Take every line from the listing below that includes "JSON" and copy it.
═════ EXERCISE DATA
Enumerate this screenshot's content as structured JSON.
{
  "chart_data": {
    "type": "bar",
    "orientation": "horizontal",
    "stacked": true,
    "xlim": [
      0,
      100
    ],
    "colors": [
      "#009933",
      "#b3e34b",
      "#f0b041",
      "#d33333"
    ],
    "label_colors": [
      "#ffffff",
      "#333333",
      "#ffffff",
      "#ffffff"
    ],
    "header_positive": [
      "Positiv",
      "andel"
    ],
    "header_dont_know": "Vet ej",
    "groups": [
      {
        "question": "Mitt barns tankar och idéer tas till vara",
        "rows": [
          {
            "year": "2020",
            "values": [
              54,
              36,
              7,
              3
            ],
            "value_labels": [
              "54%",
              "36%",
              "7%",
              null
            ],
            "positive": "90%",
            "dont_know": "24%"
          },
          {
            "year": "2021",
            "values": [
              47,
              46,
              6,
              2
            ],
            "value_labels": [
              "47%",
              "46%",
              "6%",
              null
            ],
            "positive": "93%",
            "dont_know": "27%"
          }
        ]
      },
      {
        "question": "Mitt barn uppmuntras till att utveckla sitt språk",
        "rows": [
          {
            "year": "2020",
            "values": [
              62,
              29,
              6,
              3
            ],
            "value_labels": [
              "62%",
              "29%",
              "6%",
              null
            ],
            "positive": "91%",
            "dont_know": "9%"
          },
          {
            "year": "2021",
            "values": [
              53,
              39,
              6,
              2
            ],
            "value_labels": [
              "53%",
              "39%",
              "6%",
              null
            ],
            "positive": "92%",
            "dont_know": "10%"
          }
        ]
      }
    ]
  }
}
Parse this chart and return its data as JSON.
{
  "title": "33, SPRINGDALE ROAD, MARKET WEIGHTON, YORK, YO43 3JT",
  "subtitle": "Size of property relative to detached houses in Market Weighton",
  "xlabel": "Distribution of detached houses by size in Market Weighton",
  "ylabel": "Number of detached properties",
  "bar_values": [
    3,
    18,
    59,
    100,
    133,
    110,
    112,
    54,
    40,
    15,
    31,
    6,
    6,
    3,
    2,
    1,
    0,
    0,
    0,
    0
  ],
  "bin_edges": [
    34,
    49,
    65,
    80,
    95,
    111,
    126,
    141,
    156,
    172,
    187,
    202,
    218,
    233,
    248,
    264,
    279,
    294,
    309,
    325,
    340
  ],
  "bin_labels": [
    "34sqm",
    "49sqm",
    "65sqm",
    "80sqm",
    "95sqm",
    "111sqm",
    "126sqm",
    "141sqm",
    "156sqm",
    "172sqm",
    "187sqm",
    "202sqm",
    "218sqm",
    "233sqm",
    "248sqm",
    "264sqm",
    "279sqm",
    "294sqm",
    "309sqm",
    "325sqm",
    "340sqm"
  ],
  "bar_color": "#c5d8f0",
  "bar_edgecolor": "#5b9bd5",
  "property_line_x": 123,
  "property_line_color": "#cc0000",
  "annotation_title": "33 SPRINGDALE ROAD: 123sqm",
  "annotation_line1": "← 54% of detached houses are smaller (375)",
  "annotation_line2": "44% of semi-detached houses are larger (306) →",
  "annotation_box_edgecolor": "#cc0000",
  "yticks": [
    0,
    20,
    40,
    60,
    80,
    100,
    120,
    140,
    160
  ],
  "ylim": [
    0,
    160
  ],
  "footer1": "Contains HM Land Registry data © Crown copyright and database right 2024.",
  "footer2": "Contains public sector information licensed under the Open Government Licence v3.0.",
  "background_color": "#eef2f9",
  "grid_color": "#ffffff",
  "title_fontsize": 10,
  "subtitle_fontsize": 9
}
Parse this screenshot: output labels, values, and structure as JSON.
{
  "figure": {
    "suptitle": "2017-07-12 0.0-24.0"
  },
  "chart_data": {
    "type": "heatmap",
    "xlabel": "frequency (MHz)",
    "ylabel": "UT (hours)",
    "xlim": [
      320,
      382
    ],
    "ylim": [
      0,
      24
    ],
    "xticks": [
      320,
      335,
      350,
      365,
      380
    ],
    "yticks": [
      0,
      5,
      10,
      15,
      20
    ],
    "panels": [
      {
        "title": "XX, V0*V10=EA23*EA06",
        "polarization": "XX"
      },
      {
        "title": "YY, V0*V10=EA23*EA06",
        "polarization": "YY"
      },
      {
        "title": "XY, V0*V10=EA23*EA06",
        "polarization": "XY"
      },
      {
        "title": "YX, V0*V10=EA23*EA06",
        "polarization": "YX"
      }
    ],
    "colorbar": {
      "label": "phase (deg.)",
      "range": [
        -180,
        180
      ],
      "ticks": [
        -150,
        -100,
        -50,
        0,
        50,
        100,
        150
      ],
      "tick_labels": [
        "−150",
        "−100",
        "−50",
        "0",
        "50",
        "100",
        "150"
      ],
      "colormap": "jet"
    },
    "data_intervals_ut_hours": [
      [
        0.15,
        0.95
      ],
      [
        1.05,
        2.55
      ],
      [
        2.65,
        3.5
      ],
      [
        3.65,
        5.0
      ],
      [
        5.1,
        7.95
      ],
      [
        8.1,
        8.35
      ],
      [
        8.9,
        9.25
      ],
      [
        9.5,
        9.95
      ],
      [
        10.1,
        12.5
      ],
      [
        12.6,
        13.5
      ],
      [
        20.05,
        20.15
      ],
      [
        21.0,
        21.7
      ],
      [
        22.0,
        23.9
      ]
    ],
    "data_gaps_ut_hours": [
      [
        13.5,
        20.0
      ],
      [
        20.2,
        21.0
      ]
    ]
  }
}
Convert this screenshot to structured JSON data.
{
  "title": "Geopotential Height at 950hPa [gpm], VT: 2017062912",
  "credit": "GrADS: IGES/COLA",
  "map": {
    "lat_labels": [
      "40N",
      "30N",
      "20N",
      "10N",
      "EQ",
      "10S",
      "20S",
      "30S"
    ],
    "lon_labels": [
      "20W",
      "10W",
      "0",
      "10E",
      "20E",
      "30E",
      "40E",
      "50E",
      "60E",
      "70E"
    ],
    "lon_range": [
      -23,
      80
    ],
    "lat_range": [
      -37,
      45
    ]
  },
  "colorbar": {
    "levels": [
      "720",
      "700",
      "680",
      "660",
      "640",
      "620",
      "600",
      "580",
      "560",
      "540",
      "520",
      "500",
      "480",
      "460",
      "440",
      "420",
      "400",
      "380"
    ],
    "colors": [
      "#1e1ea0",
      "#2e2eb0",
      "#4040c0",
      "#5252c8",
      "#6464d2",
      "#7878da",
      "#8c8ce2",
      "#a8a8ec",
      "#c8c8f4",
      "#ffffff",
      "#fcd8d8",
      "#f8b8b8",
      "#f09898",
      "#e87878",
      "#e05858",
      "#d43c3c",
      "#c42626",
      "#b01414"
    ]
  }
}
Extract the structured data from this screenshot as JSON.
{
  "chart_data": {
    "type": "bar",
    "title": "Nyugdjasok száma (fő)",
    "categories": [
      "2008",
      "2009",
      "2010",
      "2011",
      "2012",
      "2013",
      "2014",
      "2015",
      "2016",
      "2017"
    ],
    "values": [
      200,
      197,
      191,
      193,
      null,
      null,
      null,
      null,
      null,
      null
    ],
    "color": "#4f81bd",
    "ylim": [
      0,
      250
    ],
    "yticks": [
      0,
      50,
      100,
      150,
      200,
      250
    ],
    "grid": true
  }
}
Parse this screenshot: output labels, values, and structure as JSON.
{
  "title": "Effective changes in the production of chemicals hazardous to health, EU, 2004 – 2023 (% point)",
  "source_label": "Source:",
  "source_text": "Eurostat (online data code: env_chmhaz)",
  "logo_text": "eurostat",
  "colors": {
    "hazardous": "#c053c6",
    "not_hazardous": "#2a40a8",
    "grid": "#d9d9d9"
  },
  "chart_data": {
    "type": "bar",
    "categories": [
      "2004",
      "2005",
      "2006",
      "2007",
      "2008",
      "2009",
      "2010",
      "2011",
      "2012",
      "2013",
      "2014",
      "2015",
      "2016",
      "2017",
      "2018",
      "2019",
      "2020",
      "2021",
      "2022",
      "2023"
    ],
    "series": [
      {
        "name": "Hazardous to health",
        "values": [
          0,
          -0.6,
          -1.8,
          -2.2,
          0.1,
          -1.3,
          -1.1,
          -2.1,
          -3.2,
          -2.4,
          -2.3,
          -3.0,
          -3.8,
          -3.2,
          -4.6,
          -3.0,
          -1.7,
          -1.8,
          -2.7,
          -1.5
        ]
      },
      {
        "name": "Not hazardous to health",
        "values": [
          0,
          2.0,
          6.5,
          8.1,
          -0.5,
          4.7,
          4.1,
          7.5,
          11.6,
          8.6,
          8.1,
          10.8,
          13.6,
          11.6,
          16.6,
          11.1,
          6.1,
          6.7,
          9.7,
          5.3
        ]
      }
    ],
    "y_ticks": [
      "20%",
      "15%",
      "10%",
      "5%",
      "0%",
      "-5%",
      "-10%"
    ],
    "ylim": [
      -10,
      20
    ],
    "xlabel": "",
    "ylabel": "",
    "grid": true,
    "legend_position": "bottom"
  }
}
══════════
** RESULT OF THE TASK **
Enumerate this screenshot's content as structured JSON.
Parse this chart and return its data as JSON.
Parse this screenshot: output labels, values, and structure as JSON.
Convert this screenshot to structured JSON data.
Extract the structured data from this screenshot as JSON.
Parse this screenshot: output labels, values, and structure as JSON.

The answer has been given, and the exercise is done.